Records shown:
= = = = = = =

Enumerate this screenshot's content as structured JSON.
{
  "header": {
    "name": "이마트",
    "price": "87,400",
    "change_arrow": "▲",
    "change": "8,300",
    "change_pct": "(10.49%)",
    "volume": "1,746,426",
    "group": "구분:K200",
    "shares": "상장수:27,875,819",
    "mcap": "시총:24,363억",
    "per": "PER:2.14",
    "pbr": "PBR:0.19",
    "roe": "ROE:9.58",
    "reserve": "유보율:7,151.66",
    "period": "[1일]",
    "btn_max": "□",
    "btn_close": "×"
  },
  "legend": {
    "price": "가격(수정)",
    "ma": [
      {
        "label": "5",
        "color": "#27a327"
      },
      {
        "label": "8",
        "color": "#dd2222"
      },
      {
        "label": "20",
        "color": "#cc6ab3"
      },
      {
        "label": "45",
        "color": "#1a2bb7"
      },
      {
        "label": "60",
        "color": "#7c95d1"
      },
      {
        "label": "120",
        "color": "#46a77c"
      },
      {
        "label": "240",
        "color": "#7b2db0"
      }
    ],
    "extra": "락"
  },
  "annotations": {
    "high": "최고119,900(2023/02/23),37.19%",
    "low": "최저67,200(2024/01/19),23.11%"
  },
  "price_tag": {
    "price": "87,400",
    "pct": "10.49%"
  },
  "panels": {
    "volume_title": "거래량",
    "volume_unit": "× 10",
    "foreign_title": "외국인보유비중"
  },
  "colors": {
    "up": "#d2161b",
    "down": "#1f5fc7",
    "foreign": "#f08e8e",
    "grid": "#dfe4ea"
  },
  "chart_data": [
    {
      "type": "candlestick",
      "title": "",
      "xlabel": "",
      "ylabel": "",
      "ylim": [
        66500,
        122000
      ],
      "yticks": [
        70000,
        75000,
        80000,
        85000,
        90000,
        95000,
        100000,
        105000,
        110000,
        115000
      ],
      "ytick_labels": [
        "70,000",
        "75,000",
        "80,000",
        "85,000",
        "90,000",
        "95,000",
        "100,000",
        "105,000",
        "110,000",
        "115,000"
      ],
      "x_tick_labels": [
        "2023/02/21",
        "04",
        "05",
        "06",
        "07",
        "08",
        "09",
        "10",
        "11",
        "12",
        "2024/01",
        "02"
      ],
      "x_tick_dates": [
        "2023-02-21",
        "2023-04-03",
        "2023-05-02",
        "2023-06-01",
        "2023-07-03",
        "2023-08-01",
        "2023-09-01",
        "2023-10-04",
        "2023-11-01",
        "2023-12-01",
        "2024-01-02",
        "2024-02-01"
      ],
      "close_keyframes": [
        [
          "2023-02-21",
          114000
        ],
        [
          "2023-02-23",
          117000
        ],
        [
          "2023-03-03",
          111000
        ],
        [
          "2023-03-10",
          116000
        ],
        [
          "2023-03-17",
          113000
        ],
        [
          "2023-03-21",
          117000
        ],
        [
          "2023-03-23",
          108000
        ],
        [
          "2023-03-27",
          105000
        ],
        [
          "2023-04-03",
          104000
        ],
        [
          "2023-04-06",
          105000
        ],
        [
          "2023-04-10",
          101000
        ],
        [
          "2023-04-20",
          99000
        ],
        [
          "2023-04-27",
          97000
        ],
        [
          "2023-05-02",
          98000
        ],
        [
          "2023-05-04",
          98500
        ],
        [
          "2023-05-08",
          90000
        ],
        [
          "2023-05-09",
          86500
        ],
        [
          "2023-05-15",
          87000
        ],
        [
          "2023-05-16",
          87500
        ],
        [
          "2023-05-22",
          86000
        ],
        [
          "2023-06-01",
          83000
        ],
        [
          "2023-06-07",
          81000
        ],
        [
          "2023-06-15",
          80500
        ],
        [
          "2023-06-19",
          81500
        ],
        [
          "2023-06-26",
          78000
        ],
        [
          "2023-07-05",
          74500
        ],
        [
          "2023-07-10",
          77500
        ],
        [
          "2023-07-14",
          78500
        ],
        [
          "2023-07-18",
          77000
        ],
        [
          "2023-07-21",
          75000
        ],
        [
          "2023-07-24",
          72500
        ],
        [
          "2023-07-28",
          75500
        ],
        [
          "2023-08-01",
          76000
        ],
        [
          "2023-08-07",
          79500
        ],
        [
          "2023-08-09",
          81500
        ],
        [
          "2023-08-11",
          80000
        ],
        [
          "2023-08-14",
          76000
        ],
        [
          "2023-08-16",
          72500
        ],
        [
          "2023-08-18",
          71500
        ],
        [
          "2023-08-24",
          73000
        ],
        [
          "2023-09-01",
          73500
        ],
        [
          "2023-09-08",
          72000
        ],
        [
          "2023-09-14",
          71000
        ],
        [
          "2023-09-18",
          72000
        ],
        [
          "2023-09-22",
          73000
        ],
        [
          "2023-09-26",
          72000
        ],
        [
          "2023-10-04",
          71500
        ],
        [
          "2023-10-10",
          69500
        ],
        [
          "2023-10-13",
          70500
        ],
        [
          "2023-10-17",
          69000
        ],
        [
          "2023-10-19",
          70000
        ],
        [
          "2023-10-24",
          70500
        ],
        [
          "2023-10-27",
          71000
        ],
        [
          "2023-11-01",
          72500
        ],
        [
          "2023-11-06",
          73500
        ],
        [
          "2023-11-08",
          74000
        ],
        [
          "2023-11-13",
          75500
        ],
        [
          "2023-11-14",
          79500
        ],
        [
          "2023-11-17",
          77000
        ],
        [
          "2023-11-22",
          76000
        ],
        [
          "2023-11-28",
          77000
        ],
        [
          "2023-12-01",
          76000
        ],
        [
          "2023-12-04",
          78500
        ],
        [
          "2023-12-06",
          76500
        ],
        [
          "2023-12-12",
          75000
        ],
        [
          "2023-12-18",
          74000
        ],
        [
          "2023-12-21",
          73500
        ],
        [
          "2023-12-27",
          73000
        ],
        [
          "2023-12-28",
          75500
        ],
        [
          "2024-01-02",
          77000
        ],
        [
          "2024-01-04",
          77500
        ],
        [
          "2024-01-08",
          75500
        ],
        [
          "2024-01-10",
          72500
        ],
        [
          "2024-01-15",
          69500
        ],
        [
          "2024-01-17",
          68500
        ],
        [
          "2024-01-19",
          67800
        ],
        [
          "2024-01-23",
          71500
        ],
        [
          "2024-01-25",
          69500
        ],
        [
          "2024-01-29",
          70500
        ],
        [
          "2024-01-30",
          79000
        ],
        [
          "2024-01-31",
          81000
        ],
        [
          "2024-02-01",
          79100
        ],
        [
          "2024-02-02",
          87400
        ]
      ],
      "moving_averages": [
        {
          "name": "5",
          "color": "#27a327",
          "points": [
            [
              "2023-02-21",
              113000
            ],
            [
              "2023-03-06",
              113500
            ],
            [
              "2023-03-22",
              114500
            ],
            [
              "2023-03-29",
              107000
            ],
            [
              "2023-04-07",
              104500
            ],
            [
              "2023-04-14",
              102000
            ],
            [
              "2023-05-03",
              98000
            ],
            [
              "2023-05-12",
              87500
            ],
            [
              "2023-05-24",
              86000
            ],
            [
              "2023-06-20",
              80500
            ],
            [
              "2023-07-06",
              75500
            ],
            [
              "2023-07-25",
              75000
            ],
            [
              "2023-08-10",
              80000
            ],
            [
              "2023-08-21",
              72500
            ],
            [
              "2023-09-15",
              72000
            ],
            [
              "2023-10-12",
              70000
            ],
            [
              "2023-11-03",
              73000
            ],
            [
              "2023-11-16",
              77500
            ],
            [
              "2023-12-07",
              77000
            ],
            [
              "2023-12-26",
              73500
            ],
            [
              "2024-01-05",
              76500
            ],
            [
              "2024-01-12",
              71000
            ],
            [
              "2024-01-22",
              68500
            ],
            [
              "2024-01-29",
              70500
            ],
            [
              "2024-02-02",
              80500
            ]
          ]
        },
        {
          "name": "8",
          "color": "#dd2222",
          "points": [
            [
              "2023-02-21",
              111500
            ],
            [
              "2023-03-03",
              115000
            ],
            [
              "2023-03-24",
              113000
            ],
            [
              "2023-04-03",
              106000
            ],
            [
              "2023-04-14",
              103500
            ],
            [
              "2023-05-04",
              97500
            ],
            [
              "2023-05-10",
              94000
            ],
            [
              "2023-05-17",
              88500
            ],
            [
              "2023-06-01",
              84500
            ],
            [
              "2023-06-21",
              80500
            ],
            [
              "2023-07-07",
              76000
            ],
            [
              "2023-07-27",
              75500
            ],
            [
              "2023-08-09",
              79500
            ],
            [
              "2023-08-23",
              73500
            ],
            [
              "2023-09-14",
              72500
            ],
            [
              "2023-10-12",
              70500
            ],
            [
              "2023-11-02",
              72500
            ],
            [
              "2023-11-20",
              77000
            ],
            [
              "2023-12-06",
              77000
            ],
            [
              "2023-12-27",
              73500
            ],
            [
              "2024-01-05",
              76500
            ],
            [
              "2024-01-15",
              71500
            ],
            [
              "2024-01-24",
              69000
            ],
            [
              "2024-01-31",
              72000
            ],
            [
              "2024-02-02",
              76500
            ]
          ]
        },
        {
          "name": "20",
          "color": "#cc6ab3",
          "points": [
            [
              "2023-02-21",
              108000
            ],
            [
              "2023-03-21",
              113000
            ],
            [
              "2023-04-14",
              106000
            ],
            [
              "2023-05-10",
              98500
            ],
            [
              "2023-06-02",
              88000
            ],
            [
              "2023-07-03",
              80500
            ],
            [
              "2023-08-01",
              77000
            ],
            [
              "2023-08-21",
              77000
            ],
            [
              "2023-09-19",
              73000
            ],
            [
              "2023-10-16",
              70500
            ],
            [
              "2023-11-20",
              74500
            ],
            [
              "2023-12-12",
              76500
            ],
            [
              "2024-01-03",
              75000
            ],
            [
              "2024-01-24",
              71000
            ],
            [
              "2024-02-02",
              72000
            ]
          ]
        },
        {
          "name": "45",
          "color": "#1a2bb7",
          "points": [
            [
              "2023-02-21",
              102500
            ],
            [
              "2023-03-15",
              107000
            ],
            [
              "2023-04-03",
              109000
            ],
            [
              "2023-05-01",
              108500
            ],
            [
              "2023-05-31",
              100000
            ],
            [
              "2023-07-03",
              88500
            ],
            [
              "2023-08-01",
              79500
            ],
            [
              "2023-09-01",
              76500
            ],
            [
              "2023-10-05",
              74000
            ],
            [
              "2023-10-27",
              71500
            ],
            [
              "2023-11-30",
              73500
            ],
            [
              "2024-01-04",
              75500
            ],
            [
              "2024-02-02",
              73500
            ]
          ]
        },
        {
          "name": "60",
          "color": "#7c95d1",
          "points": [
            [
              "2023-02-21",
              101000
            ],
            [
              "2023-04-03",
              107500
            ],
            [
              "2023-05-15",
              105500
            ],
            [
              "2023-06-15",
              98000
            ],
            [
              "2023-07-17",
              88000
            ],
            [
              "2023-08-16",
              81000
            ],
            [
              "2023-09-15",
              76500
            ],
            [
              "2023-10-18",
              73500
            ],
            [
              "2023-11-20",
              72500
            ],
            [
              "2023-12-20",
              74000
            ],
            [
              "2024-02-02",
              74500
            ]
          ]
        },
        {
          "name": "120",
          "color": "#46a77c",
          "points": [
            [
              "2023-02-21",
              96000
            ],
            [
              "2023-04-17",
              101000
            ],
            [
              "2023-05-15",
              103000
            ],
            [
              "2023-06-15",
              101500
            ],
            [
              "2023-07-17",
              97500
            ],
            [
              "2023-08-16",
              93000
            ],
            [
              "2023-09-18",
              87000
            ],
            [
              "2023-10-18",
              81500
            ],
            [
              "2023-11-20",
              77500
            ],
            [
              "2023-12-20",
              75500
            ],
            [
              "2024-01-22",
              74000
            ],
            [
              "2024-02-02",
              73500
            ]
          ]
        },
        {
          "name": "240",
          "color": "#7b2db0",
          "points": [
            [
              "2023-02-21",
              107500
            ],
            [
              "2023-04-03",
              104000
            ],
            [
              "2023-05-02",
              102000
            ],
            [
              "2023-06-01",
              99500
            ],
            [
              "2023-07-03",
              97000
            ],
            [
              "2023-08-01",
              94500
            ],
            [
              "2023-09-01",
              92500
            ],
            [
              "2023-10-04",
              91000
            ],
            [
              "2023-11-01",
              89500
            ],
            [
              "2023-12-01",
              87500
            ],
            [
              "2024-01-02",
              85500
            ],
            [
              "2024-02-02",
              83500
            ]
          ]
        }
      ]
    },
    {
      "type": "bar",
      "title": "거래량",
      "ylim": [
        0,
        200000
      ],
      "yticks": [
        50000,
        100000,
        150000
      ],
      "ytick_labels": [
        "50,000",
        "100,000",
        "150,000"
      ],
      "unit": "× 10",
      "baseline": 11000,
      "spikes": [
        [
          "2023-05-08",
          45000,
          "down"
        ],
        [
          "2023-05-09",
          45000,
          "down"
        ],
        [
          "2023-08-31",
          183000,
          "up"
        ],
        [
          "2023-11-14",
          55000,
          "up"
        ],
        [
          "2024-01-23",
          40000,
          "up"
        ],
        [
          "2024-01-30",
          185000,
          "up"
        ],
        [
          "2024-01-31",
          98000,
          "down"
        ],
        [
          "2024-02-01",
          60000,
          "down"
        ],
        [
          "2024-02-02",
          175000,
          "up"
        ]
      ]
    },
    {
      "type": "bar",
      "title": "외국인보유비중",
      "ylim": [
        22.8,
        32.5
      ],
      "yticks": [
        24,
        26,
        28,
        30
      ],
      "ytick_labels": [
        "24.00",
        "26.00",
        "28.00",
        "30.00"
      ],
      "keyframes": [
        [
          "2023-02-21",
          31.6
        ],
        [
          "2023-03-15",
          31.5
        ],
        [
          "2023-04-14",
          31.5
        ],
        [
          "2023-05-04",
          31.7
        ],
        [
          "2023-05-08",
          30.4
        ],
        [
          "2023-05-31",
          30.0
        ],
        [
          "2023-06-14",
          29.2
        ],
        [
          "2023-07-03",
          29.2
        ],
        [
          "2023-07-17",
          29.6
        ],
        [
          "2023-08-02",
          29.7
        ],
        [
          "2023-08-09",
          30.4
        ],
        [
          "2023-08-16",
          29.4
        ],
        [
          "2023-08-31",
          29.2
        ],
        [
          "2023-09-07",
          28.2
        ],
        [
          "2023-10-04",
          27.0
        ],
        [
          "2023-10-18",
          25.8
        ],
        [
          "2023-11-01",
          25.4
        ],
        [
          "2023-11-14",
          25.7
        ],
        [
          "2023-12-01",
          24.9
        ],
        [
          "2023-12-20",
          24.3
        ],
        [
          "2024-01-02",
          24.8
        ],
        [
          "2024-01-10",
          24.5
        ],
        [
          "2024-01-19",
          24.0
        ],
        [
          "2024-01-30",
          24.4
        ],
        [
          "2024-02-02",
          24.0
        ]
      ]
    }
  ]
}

= = = = = = =

Directions: From the data, pick out every line that includes "외국인보유비중".

Solution for this task:
    "foreign_title": "외국인보유비중"
      "title": "외국인보유비중",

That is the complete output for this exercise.